Rows from a dataset
═══

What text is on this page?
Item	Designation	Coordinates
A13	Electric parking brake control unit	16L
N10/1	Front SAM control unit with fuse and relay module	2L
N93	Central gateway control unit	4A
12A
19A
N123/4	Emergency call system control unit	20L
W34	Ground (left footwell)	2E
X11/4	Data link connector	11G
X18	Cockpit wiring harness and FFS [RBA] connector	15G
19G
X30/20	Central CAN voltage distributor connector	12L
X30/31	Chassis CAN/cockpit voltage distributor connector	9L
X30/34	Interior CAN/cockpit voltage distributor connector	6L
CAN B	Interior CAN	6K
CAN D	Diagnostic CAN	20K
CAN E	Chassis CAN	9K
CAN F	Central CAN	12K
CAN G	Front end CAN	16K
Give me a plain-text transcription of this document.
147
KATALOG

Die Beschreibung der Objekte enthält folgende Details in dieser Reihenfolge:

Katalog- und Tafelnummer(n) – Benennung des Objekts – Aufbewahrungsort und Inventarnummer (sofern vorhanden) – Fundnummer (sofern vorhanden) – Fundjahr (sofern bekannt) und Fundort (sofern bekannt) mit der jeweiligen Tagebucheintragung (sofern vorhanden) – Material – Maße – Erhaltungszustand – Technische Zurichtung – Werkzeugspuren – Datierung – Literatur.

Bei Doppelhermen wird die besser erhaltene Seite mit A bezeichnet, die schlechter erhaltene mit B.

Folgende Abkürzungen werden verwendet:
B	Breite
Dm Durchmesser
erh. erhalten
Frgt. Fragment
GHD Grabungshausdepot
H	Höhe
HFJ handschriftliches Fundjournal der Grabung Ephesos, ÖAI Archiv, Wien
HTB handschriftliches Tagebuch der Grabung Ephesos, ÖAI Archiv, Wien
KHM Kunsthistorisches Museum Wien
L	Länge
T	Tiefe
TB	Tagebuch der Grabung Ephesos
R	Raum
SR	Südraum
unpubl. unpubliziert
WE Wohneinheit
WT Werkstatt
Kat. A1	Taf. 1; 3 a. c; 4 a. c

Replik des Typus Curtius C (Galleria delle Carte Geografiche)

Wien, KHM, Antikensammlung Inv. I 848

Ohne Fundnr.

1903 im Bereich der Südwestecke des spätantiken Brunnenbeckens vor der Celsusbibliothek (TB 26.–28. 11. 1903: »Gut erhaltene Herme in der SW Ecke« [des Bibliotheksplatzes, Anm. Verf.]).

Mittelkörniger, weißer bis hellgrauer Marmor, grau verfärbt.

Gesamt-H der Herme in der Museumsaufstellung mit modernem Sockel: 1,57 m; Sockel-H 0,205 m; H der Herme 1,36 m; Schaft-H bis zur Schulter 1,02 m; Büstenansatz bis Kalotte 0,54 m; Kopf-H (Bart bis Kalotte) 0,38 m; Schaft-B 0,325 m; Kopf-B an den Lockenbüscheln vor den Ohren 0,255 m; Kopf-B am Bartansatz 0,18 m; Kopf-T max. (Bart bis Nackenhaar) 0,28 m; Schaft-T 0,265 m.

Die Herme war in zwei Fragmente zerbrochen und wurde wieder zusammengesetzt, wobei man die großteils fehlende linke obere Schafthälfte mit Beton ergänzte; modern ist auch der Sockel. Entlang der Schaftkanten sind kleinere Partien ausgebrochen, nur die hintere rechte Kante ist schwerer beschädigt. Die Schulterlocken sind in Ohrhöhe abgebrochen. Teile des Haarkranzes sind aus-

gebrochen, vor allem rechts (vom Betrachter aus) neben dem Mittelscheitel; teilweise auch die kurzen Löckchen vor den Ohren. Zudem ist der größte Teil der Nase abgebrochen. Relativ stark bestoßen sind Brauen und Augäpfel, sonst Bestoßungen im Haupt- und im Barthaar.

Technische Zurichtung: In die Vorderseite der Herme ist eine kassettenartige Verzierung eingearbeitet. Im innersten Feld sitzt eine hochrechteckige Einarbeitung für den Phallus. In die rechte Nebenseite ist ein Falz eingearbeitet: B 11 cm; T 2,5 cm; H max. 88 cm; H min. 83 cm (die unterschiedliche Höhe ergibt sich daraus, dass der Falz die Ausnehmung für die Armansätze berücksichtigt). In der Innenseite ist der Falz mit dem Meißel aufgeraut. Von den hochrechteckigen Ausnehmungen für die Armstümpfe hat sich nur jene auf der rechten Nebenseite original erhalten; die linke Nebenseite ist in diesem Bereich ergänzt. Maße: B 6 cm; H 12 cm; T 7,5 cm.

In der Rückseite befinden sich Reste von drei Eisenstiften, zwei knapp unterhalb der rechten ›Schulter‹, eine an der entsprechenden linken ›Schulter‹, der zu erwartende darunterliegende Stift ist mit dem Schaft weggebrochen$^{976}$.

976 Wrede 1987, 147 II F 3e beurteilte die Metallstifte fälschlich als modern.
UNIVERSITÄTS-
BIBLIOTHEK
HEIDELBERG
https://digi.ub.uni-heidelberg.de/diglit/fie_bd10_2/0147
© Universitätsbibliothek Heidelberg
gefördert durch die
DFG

═══

Where a line of the records above holds the word "Ephesos", copy that line.

HFJ handschriftliches Fundjournal der Grabung Ephesos, ÖAI Archiv, Wien
HTB handschriftliches Tagebuch der Grabung Ephesos, ÖAI Archiv, Wien
TB	Tagebuch der Grabung Ephesos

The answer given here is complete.